> Tareas
(1) Reproduce literalmente el fragmento del ensayo sobre la tradición literaria que va desde "Para intentar decirlo" hasta "la del Arte.", este último incluido.
(2) Prosigue el ensayo sobre la tradición literaria y el polichinela a partir de su última oración.

> Sección de texto
########

Thursday, June 4, 2009

El gran polichinela ( A propósito de la novela Memorias de mis putas tristes' de Gabriel García Márquez)

Existe, en nuestra civilización de Occidente, algo que se llama tradición literaria, la cual involucra en nuestras sociedades al autor de libros y al lector en un recíproco juego formal previamente convenido, que es lo que habilita la posibilidad misma de existencia de la literatura. La literatura, entendida como el inevitable marco formal para una doble posibilidad del todo indisoluble: los consabidos actos de escritura y lectura. Ambos momentos deben ajustarse a un previo acuerdo. El respeto mutuo a un código originalmente arbitrario, aunque legitimado por el peso de la tradición. Sin ese pacto, sin duda social, ni la literatura ni ninguna de las otras formas del arte serían concebibles.
Para intentar decirlo de otra manera: toda obra literaria, sin importar para nada su envergadura, cumple la misma función que realiza en el teatro guiñol la figura del muñeco polichinela. Podemos reírnos, conmovernos, reflexionar o llorar ante ese muñeco que se agita frente a nosotros sobre el entarimado de cartón, pero lo hacemos porque hemos convenido, con el titiritero de la feria, aceptar y respetar los códigos que prudentemente nos exige toda representación escénica para disfrutarla y entenderla. Y allí donde sólo habitaba lo ilusorio -tramoya y bambalina- encontramos una nueva posibilidad de la palabra. No importan ya los falsos techos, los juegos de luces del imaginario escénico y hasta el rutilante oropel, porque la belleza ha conquistado para nosotros su segunda y más humana naturaleza: la del Arte.

########

> Material extraído
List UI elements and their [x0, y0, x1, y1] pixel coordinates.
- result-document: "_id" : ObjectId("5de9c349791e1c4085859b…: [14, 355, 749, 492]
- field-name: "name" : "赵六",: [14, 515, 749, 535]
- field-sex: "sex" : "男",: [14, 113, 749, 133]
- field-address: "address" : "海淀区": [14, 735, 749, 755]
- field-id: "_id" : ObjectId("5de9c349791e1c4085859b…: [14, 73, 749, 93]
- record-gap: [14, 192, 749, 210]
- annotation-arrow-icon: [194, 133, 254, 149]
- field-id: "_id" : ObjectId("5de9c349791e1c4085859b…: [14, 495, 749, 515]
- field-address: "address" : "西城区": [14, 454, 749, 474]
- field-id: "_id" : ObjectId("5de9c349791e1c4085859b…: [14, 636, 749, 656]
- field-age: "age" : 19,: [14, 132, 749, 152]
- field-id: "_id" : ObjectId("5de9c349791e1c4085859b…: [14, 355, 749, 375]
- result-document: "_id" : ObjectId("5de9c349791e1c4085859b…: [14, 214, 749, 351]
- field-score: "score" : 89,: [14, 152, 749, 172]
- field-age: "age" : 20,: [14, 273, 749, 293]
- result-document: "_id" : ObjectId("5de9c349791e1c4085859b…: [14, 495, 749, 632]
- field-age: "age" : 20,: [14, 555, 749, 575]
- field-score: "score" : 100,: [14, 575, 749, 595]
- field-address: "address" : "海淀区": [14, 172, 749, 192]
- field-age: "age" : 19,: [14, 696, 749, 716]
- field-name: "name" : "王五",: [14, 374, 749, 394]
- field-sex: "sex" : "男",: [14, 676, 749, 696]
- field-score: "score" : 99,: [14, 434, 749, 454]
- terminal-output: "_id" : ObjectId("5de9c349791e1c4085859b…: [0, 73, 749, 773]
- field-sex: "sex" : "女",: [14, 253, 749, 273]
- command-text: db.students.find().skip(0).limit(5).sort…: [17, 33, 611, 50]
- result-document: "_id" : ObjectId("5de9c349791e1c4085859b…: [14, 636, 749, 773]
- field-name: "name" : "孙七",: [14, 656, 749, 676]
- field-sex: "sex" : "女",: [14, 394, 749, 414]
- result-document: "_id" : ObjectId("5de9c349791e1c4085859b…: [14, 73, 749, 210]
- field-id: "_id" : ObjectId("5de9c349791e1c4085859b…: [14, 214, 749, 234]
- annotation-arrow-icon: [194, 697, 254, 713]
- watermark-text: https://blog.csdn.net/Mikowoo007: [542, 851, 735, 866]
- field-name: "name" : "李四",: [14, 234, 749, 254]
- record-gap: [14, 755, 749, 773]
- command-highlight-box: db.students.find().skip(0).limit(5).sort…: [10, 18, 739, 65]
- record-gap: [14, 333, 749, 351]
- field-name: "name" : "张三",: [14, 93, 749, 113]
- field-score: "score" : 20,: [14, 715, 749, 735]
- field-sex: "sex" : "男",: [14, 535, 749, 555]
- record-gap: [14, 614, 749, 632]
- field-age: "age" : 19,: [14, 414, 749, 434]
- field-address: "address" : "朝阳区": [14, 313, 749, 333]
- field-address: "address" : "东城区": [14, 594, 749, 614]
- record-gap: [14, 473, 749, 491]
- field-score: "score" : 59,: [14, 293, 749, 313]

########

> Resultados esperados
(1)
Para intentar decirlo de otra manera: toda obra literaria, sin importar para nada su envergadura, cumple la misma función que realiza en el teatro guiñol la figura del muñeco polichinela. Podemos reírnos, conmovernos, reflexionar o llorar ante ese muñeco que se agita frente a nosotros sobre el entarimado de cartón, pero lo hacemos porque hemos convenido, con el titiritero de la feria, aceptar y respetar los códigos que prudentemente nos exige toda representación escénica para disfrutarla y entenderla. Y allí donde sólo habitaba lo ilusorio -tramoya y bambalina- encontramos una nueva posibilidad de la palabra. No importan ya los falsos techos, los juegos de luces del imaginario escénico y hasta el rutilante oropel, porque la belleza ha conquistado para nosotros su segunda y más humana naturaleza: la del Arte.

(2)
Después de la alegre noche de feria nos espera la vida en cualquiera de sus formas y particulares magnitudes, porque de algún modo la representación, a la que acabamos de asistir, nos ha ayudado a comprender mejor algún rasgo de nuestra condición existencial, habitualmente pospuesto por el vivir cotidiano. Es necesario, entonces, entender a plenitud el significado de la expresión “representación escénica”, que se realiza no sólo para que asistamos a la contemplación pasiva de lo ya vivido, sino para llegar a vivir activamente lo nunca vivido, a no ser como intuición pura, mediante los ricos recursos de la imaginación creadora y la sensibilidad estética.
Memorias de mis putas tristes, es así la representación escénica de algo que fue técnicamente concebido para que formalmente lo entendiéramos como un acto cristalizado de la memoria. De nuestra mala memoria, cabe decir, pero no por el olvido, sino por la exhaustiva e insistente atención a cada detalle que convierte lo contado en memoria extenuante. Memorias... es el discurso memorioso de lo ya vivido; monólogo interior que nos cuenta lo anterior.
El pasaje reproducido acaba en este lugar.